**Dataset excerpts:**
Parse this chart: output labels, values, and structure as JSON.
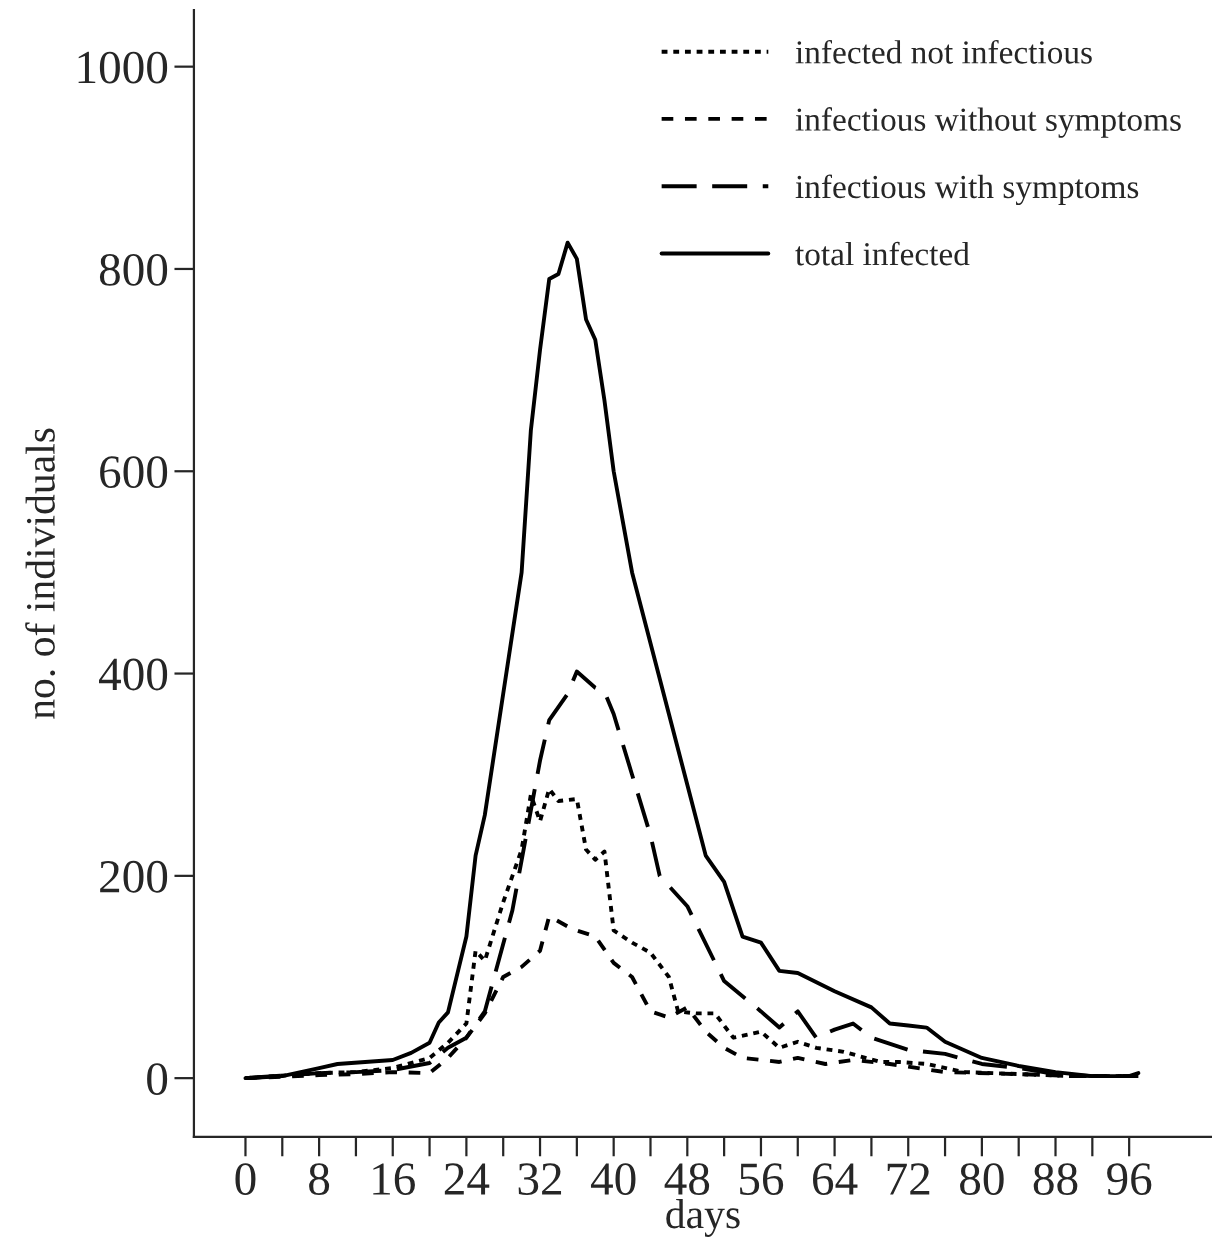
{
  "chart_data": {
    "type": "line",
    "xlabel": "days",
    "ylabel": "no. of individuals",
    "xlim": [
      -5.6,
      105
    ],
    "ylim": [
      -58,
      1056
    ],
    "xticks": [
      0,
      {
        "value": 4,
        "label": null
      },
      8,
      {
        "value": 12,
        "label": null
      },
      16,
      {
        "value": 20,
        "label": null
      },
      24,
      {
        "value": 28,
        "label": null
      },
      32,
      {
        "value": 36,
        "label": null
      },
      40,
      {
        "value": 44,
        "label": null
      },
      48,
      {
        "value": 52,
        "label": null
      },
      56,
      {
        "value": 60,
        "label": null
      },
      64,
      {
        "value": 68,
        "label": null
      },
      72,
      {
        "value": 76,
        "label": null
      },
      80,
      {
        "value": 84,
        "label": null
      },
      88,
      {
        "value": 92,
        "label": null
      },
      96
    ],
    "yticks": [
      0,
      200,
      400,
      600,
      800,
      1000
    ],
    "grid": false,
    "legend": "top right",
    "marker": "none",
    "series": [
      {
        "name": "infected not infectious",
        "color": "#000000",
        "line_style": "dotted",
        "x": [
          0,
          8,
          12,
          16,
          20,
          22,
          24,
          25,
          26,
          28,
          30,
          31,
          32,
          33,
          34,
          36,
          37,
          38,
          39,
          40,
          42,
          44,
          46,
          47,
          49,
          51,
          53,
          56,
          58,
          60,
          62,
          65,
          69,
          71,
          74,
          78,
          84,
          90,
          97
        ],
        "values": [
          0,
          5,
          6,
          10,
          20,
          35,
          54,
          126,
          116,
          174,
          226,
          280,
          254,
          286,
          274,
          276,
          226,
          216,
          224,
          146,
          134,
          124,
          100,
          66,
          64,
          64,
          40,
          46,
          30,
          36,
          30,
          26,
          16,
          16,
          14,
          6,
          4,
          2,
          2
        ]
      },
      {
        "name": "infectious without symptoms",
        "color": "#000000",
        "line_style": "dashed",
        "x": [
          0,
          8,
          12,
          16,
          20,
          22,
          24,
          26,
          28,
          30,
          32,
          33,
          35,
          36,
          38,
          40,
          42,
          44,
          46,
          48,
          50,
          52,
          54,
          58,
          60,
          63,
          66,
          70,
          76,
          84,
          90,
          97
        ],
        "values": [
          0,
          3,
          4,
          6,
          5,
          20,
          40,
          64,
          100,
          110,
          126,
          160,
          150,
          146,
          140,
          114,
          100,
          66,
          60,
          70,
          46,
          30,
          20,
          16,
          20,
          14,
          18,
          14,
          6,
          4,
          2,
          2
        ]
      },
      {
        "name": "infectious with symptoms",
        "color": "#000000",
        "line_style": "dashed",
        "x": [
          0,
          8,
          12,
          16,
          20,
          22,
          24,
          26,
          29,
          32,
          33,
          35,
          36,
          38,
          39,
          40,
          42,
          44,
          45,
          48,
          52,
          56,
          58,
          60,
          62,
          64,
          66,
          68,
          72,
          76,
          80,
          84,
          88,
          92,
          97
        ],
        "values": [
          0,
          5,
          6,
          8,
          15,
          30,
          40,
          66,
          166,
          314,
          354,
          380,
          402,
          386,
          382,
          360,
          300,
          240,
          200,
          170,
          96,
          66,
          50,
          66,
          40,
          48,
          54,
          40,
          28,
          24,
          14,
          10,
          4,
          2,
          2
        ]
      },
      {
        "name": "total infected",
        "color": "#000000",
        "line_style": "solid",
        "x": [
          0,
          4,
          8,
          10,
          16,
          18,
          20,
          21,
          22,
          24,
          25,
          26,
          28,
          30,
          31,
          32,
          33,
          34,
          35,
          36,
          37,
          38,
          39,
          40,
          42,
          44,
          46,
          48,
          50,
          52,
          54,
          56,
          58,
          60,
          64,
          68,
          70,
          72,
          74,
          76,
          80,
          84,
          88,
          92,
          96,
          97
        ],
        "values": [
          0,
          2,
          10,
          14,
          18,
          25,
          35,
          55,
          65,
          140,
          220,
          260,
          380,
          500,
          640,
          720,
          790,
          795,
          826,
          810,
          750,
          730,
          670,
          600,
          500,
          430,
          360,
          290,
          220,
          194,
          140,
          134,
          106,
          104,
          86,
          70,
          54,
          52,
          50,
          36,
          20,
          12,
          6,
          2,
          2,
          5
        ]
      }
    ]
  }
}
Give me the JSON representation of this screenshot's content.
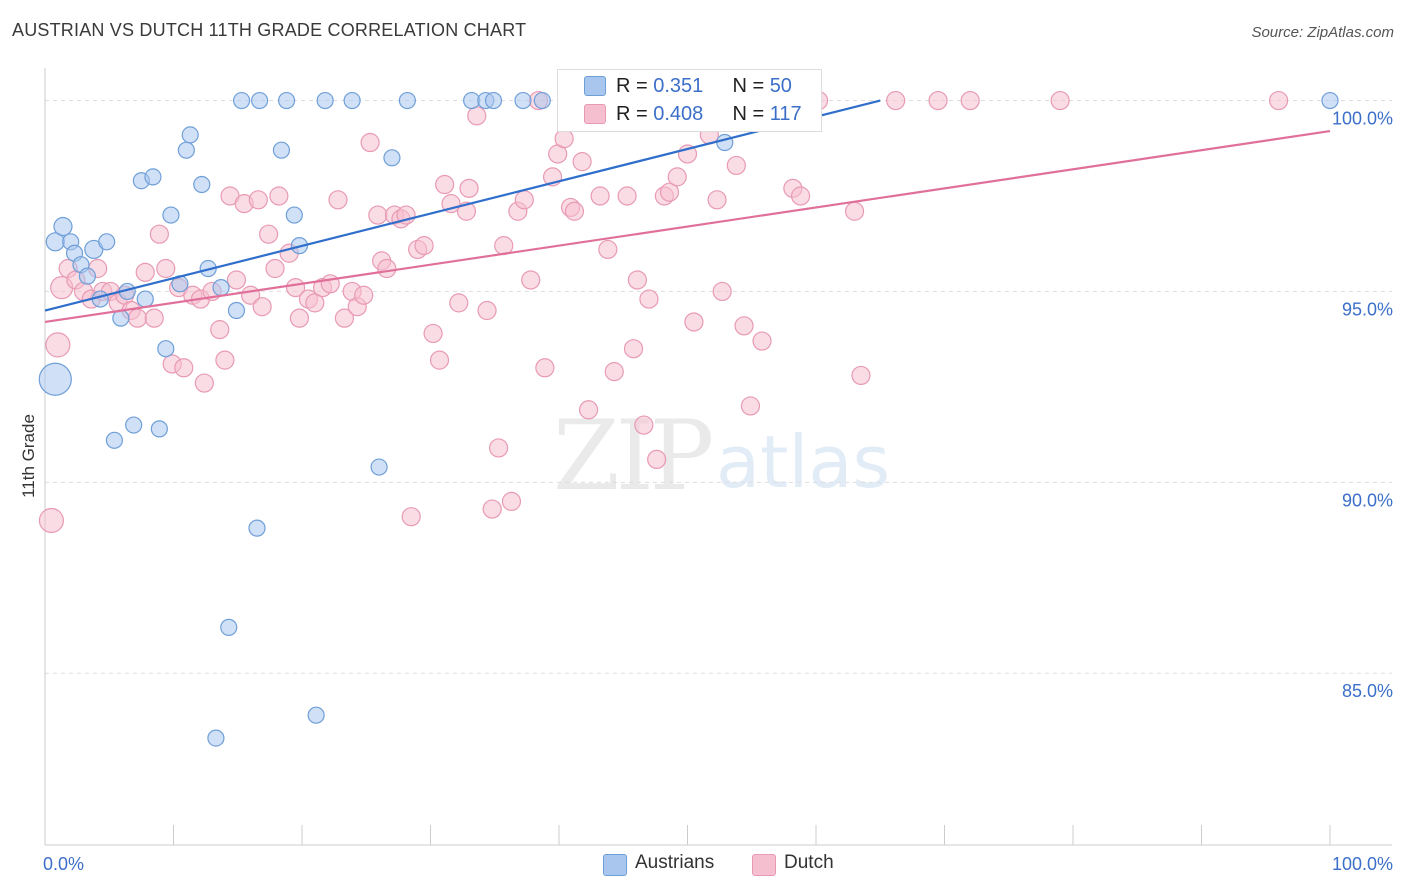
{
  "header": {
    "title": "AUSTRIAN VS DUTCH 11TH GRADE CORRELATION CHART",
    "source": "Source: ZipAtlas.com"
  },
  "watermark": {
    "zip": "ZIP",
    "atlas": "atlas"
  },
  "legend": {
    "austrians": {
      "r_label": "R = ",
      "r_value": "0.351",
      "n_label": "N = ",
      "n_value": "50"
    },
    "dutch": {
      "r_label": "R = ",
      "r_value": "0.408",
      "n_label": "N = ",
      "n_value": "117"
    }
  },
  "bottom_legend": {
    "austrians": "Austrians",
    "dutch": "Dutch"
  },
  "colors": {
    "austrians_fill": "#a9c7ee",
    "austrians_stroke": "#6f9fd8",
    "austrians_line": "#2f6fcb",
    "dutch_fill": "#f6bfd0",
    "dutch_stroke": "#e89ab4",
    "dutch_line": "#e0709a",
    "tick_label": "#3c6fc9"
  },
  "chart_data": {
    "type": "scatter",
    "title": "AUSTRIAN VS DUTCH 11TH GRADE CORRELATION CHART",
    "xlabel": "",
    "ylabel": "11th Grade",
    "xlim": [
      0,
      100
    ],
    "ylim": [
      80.5,
      100.8
    ],
    "x_tick_labels": [
      "0.0%",
      "100.0%"
    ],
    "y_ticks": [
      85,
      90,
      95,
      100
    ],
    "y_tick_labels": [
      "85.0%",
      "90.0%",
      "95.0%",
      "100.0%"
    ],
    "grid": true,
    "series": [
      {
        "name": "Austrians",
        "trend": {
          "x0": 0,
          "y0": 94.5,
          "x1": 65,
          "y1": 100.0
        },
        "points": [
          [
            0.8,
            92.7,
            16
          ],
          [
            0.8,
            96.3,
            9
          ],
          [
            1.4,
            96.7,
            9
          ],
          [
            2.0,
            96.3,
            8
          ],
          [
            2.3,
            96.0,
            8
          ],
          [
            2.8,
            95.7,
            8
          ],
          [
            3.3,
            95.4,
            8
          ],
          [
            3.8,
            96.1,
            9
          ],
          [
            4.3,
            94.8,
            8
          ],
          [
            4.8,
            96.3,
            8
          ],
          [
            5.4,
            91.1,
            8
          ],
          [
            5.9,
            94.3,
            8
          ],
          [
            6.4,
            95.0,
            8
          ],
          [
            6.9,
            91.5,
            8
          ],
          [
            7.5,
            97.9,
            8
          ],
          [
            7.8,
            94.8,
            8
          ],
          [
            8.4,
            98.0,
            8
          ],
          [
            8.9,
            91.4,
            8
          ],
          [
            9.4,
            93.5,
            8
          ],
          [
            9.8,
            97.0,
            8
          ],
          [
            10.5,
            95.2,
            8
          ],
          [
            11.0,
            98.7,
            8
          ],
          [
            11.3,
            99.1,
            8
          ],
          [
            12.2,
            97.8,
            8
          ],
          [
            12.7,
            95.6,
            8
          ],
          [
            13.3,
            83.3,
            8
          ],
          [
            13.7,
            95.1,
            8
          ],
          [
            14.3,
            86.2,
            8
          ],
          [
            14.9,
            94.5,
            8
          ],
          [
            15.3,
            100.0,
            8
          ],
          [
            16.7,
            100.0,
            8
          ],
          [
            16.5,
            88.8,
            8
          ],
          [
            18.4,
            98.7,
            8
          ],
          [
            18.8,
            100.0,
            8
          ],
          [
            19.4,
            97.0,
            8
          ],
          [
            19.8,
            96.2,
            8
          ],
          [
            21.1,
            83.9,
            8
          ],
          [
            21.8,
            100.0,
            8
          ],
          [
            23.9,
            100.0,
            8
          ],
          [
            26.0,
            90.4,
            8
          ],
          [
            27.0,
            98.5,
            8
          ],
          [
            28.2,
            100.0,
            8
          ],
          [
            33.2,
            100.0,
            8
          ],
          [
            34.3,
            100.0,
            8
          ],
          [
            34.9,
            100.0,
            8
          ],
          [
            37.2,
            100.0,
            8
          ],
          [
            38.7,
            100.0,
            8
          ],
          [
            41.5,
            100.0,
            8
          ],
          [
            52.9,
            98.9,
            8
          ],
          [
            100.0,
            100.0,
            8
          ]
        ]
      },
      {
        "name": "Dutch",
        "trend": {
          "x0": 0,
          "y0": 94.2,
          "x1": 100,
          "y1": 99.2
        },
        "points": [
          [
            0.5,
            89.0,
            12
          ],
          [
            1.0,
            93.6,
            12
          ],
          [
            1.3,
            95.1,
            11
          ],
          [
            1.8,
            95.6,
            9
          ],
          [
            2.4,
            95.3,
            9
          ],
          [
            3.0,
            95.0,
            9
          ],
          [
            3.6,
            94.8,
            9
          ],
          [
            4.1,
            95.6,
            9
          ],
          [
            4.5,
            95.0,
            9
          ],
          [
            5.1,
            95.0,
            9
          ],
          [
            5.7,
            94.7,
            9
          ],
          [
            6.2,
            94.9,
            9
          ],
          [
            6.7,
            94.5,
            9
          ],
          [
            7.2,
            94.3,
            9
          ],
          [
            7.8,
            95.5,
            9
          ],
          [
            8.5,
            94.3,
            9
          ],
          [
            8.9,
            96.5,
            9
          ],
          [
            9.4,
            95.6,
            9
          ],
          [
            9.9,
            93.1,
            9
          ],
          [
            10.4,
            95.1,
            9
          ],
          [
            10.8,
            93.0,
            9
          ],
          [
            11.5,
            94.9,
            9
          ],
          [
            12.1,
            94.8,
            9
          ],
          [
            12.4,
            92.6,
            9
          ],
          [
            13.0,
            95.0,
            9
          ],
          [
            13.6,
            94.0,
            9
          ],
          [
            14.0,
            93.2,
            9
          ],
          [
            14.4,
            97.5,
            9
          ],
          [
            14.9,
            95.3,
            9
          ],
          [
            15.5,
            97.3,
            9
          ],
          [
            16.0,
            94.9,
            9
          ],
          [
            16.6,
            97.4,
            9
          ],
          [
            16.9,
            94.6,
            9
          ],
          [
            17.4,
            96.5,
            9
          ],
          [
            17.9,
            95.6,
            9
          ],
          [
            18.2,
            97.5,
            9
          ],
          [
            19.0,
            96.0,
            9
          ],
          [
            19.5,
            95.1,
            9
          ],
          [
            19.8,
            94.3,
            9
          ],
          [
            20.5,
            94.8,
            9
          ],
          [
            21.0,
            94.7,
            9
          ],
          [
            21.6,
            95.1,
            9
          ],
          [
            22.2,
            95.2,
            9
          ],
          [
            22.8,
            97.4,
            9
          ],
          [
            23.3,
            94.3,
            9
          ],
          [
            23.9,
            95.0,
            9
          ],
          [
            24.3,
            94.6,
            9
          ],
          [
            24.8,
            94.9,
            9
          ],
          [
            25.3,
            98.9,
            9
          ],
          [
            25.9,
            97.0,
            9
          ],
          [
            26.2,
            95.8,
            9
          ],
          [
            26.6,
            95.6,
            9
          ],
          [
            27.2,
            97.0,
            9
          ],
          [
            27.7,
            96.9,
            9
          ],
          [
            28.1,
            97.0,
            9
          ],
          [
            28.5,
            89.1,
            9
          ],
          [
            29.0,
            96.1,
            9
          ],
          [
            29.5,
            96.2,
            9
          ],
          [
            30.2,
            93.9,
            9
          ],
          [
            30.7,
            93.2,
            9
          ],
          [
            31.1,
            97.8,
            9
          ],
          [
            31.6,
            97.3,
            9
          ],
          [
            32.2,
            94.7,
            9
          ],
          [
            32.8,
            97.1,
            9
          ],
          [
            33.0,
            97.7,
            9
          ],
          [
            33.6,
            99.6,
            9
          ],
          [
            34.4,
            94.5,
            9
          ],
          [
            34.8,
            89.3,
            9
          ],
          [
            35.3,
            90.9,
            9
          ],
          [
            35.7,
            96.2,
            9
          ],
          [
            36.3,
            89.5,
            9
          ],
          [
            36.8,
            97.1,
            9
          ],
          [
            37.3,
            97.4,
            9
          ],
          [
            37.8,
            95.3,
            9
          ],
          [
            38.4,
            100.0,
            9
          ],
          [
            38.9,
            93.0,
            9
          ],
          [
            39.5,
            98.0,
            9
          ],
          [
            39.9,
            98.6,
            9
          ],
          [
            40.4,
            99.0,
            9
          ],
          [
            40.9,
            97.2,
            9
          ],
          [
            41.2,
            97.1,
            9
          ],
          [
            41.8,
            98.4,
            9
          ],
          [
            42.3,
            91.9,
            9
          ],
          [
            42.7,
            100.0,
            9
          ],
          [
            43.2,
            97.5,
            9
          ],
          [
            43.8,
            96.1,
            9
          ],
          [
            44.3,
            92.9,
            9
          ],
          [
            44.8,
            100.0,
            9
          ],
          [
            45.3,
            97.5,
            9
          ],
          [
            45.8,
            93.5,
            9
          ],
          [
            46.1,
            95.3,
            9
          ],
          [
            46.6,
            91.5,
            9
          ],
          [
            47.0,
            94.8,
            9
          ],
          [
            47.6,
            90.6,
            9
          ],
          [
            48.2,
            97.5,
            9
          ],
          [
            48.6,
            97.6,
            9
          ],
          [
            49.2,
            98.0,
            9
          ],
          [
            50.0,
            98.6,
            9
          ],
          [
            50.5,
            94.2,
            9
          ],
          [
            51.7,
            99.1,
            9
          ],
          [
            52.3,
            97.4,
            9
          ],
          [
            52.7,
            95.0,
            9
          ],
          [
            53.3,
            100.0,
            9
          ],
          [
            53.8,
            98.3,
            9
          ],
          [
            54.4,
            94.1,
            9
          ],
          [
            54.9,
            92.0,
            9
          ],
          [
            55.8,
            93.7,
            9
          ],
          [
            58.2,
            97.7,
            9
          ],
          [
            58.8,
            97.5,
            9
          ],
          [
            60.2,
            100.0,
            9
          ],
          [
            63.0,
            97.1,
            9
          ],
          [
            63.5,
            92.8,
            9
          ],
          [
            66.2,
            100.0,
            9
          ],
          [
            69.5,
            100.0,
            9
          ],
          [
            72.0,
            100.0,
            9
          ],
          [
            79.0,
            100.0,
            9
          ],
          [
            96.0,
            100.0,
            9
          ]
        ]
      }
    ]
  }
}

**Problem requirements:**
Copy all lines above containing the string "this".

**Exercise result:**
Parse this chart: output labels, values, and structure as JSON.
Give me the JSON representation of this screenshot's content.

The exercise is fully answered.